**DESCRIPTION OF THE TASK:** Return each line that holds the word "ITAA".
## BEGIN
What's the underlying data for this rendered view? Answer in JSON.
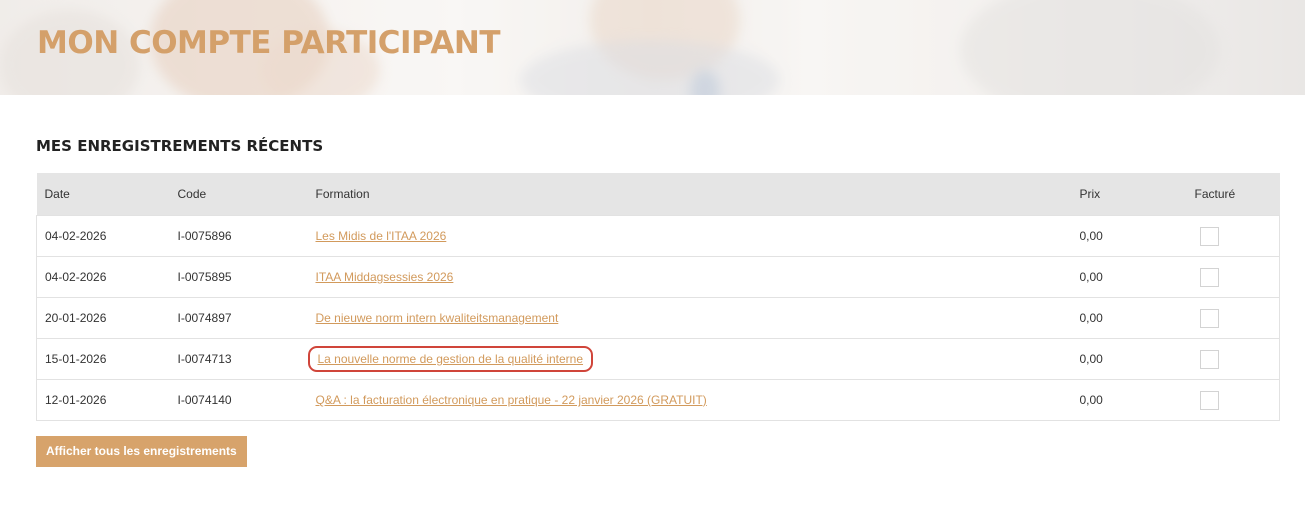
{
  "header": {
    "title": "MON COMPTE PARTICIPANT"
  },
  "registrations": {
    "section_title": "MES ENREGISTREMENTS RÉCENTS",
    "columns": {
      "date": "Date",
      "code": "Code",
      "formation": "Formation",
      "prix": "Prix",
      "facture": "Facturé"
    },
    "rows": [
      {
        "date": "04-02-2026",
        "code": "I-0075896",
        "formation": "Les Midis de l'ITAA 2026",
        "prix": "0,00",
        "facture": false
      },
      {
        "date": "04-02-2026",
        "code": "I-0075895",
        "formation": "ITAA Middagsessies 2026",
        "prix": "0,00",
        "facture": false
      },
      {
        "date": "20-01-2026",
        "code": "I-0074897",
        "formation": "De nieuwe norm intern kwaliteitsmanagement",
        "prix": "0,00",
        "facture": false
      },
      {
        "date": "15-01-2026",
        "code": "I-0074713",
        "formation": "La nouvelle norme de gestion de la qualité interne",
        "prix": "0,00",
        "facture": false
      },
      {
        "date": "12-01-2026",
        "code": "I-0074140",
        "formation": "Q&A : la facturation électronique en pratique - 22 janvier 2026 (GRATUIT)",
        "prix": "0,00",
        "facture": false
      }
    ],
    "show_all_label": "Afficher tous les enregistrements"
  },
  "colors": {
    "accent": "#d4a06a",
    "link": "#d29a5c",
    "button": "#d7a36b",
    "highlight_outline": "#d0453a",
    "table_header": "#e5e5e5"
  }
}
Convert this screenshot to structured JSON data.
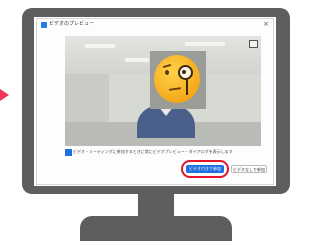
{
  "dialog": {
    "title": "ビデオのプレビュー",
    "close_label": "×",
    "consent_text": "ビデオ・ミーティングに参加するときに常にビデオプレビュー・ダイアログを表示します",
    "join_with_video_label": "ビデオ付きで参加",
    "join_without_video_label": "ビデオなしで参加"
  },
  "colors": {
    "accent": "#1e6fe0",
    "highlight": "#e4142a",
    "bezel": "#5e5e60"
  },
  "icons": {
    "expand": "expand-icon",
    "app": "app-icon",
    "checkbox": "checkbox-checked-icon"
  }
}
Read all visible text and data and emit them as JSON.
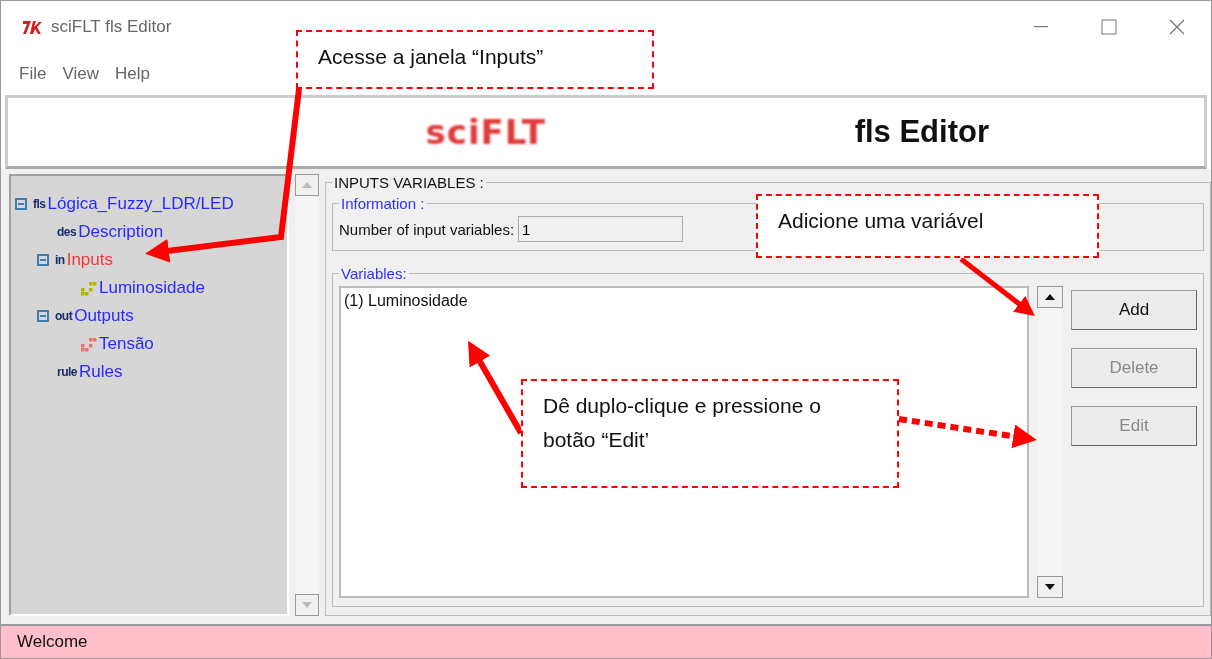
{
  "window": {
    "title": "sciFLT fls Editor"
  },
  "menu": [
    "File",
    "View",
    "Help"
  ],
  "banner": {
    "logo": "sciFLT",
    "heading": "fls Editor"
  },
  "tree": [
    {
      "badge": "fls",
      "label": "Lógica_Fuzzy_LDR/LED",
      "selected": false,
      "expanded": true,
      "children": [
        {
          "badge": "des",
          "label": "Description",
          "selected": false
        },
        {
          "badge": "in",
          "label": "Inputs",
          "selected": true,
          "expanded": true,
          "children": [
            {
              "kind": "input",
              "label": "Luminosidade",
              "selected": false
            }
          ]
        },
        {
          "badge": "out",
          "label": "Outputs",
          "selected": false,
          "expanded": true,
          "children": [
            {
              "kind": "output",
              "label": "Tensão",
              "selected": false
            }
          ]
        },
        {
          "badge": "rule",
          "label": "Rules",
          "selected": false
        }
      ]
    }
  ],
  "inputs": {
    "title": "INPUTS VARIABLES :",
    "information": {
      "title": "Information :",
      "field_label": "Number of input variables:",
      "field_value": "1"
    },
    "variables": {
      "title": "Variables:",
      "items": [
        {
          "label": "(1) Luminosidade",
          "selected": false
        }
      ]
    },
    "buttons": [
      {
        "label": "Add",
        "disabled": false
      },
      {
        "label": "Delete",
        "disabled": true
      },
      {
        "label": "Edit",
        "disabled": true
      }
    ]
  },
  "status_bar": "Welcome",
  "annotations": [
    {
      "text": "Acesse a janela “Inputs”"
    },
    {
      "text": "Adicione uma variável"
    },
    {
      "text": "Dê duplo-clique e pressione o botão “Edit’"
    }
  ]
}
## END
**EXPECTED ANSWER:**
        "formation": "Les Midis de l'ITAA 2026",
        "formation": "ITAA Middagsessies 2026",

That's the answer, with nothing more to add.